TASK DESCRIPTION - Could you print all the entries exactly?

DATASET RECORDS -
════════════════════

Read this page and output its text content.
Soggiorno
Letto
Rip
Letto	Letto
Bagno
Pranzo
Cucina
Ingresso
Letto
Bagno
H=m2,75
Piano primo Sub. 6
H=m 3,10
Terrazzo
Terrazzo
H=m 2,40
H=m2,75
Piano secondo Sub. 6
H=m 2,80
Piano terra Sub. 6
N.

════════════════════

WRITTEN RESPONSE -
Read this page and output its text content.
Soggiorno
Letto
Rip
Letto	Letto
Bagno
Pranzo
Cucina
Ingresso
Letto
Bagno
H=m2,75
Piano primo Sub. 6
H=m 3,10
Terrazzo
Terrazzo
H=m 2,40
H=m2,75
Piano secondo Sub. 6
H=m 2,80
Piano terra Sub. 6
N.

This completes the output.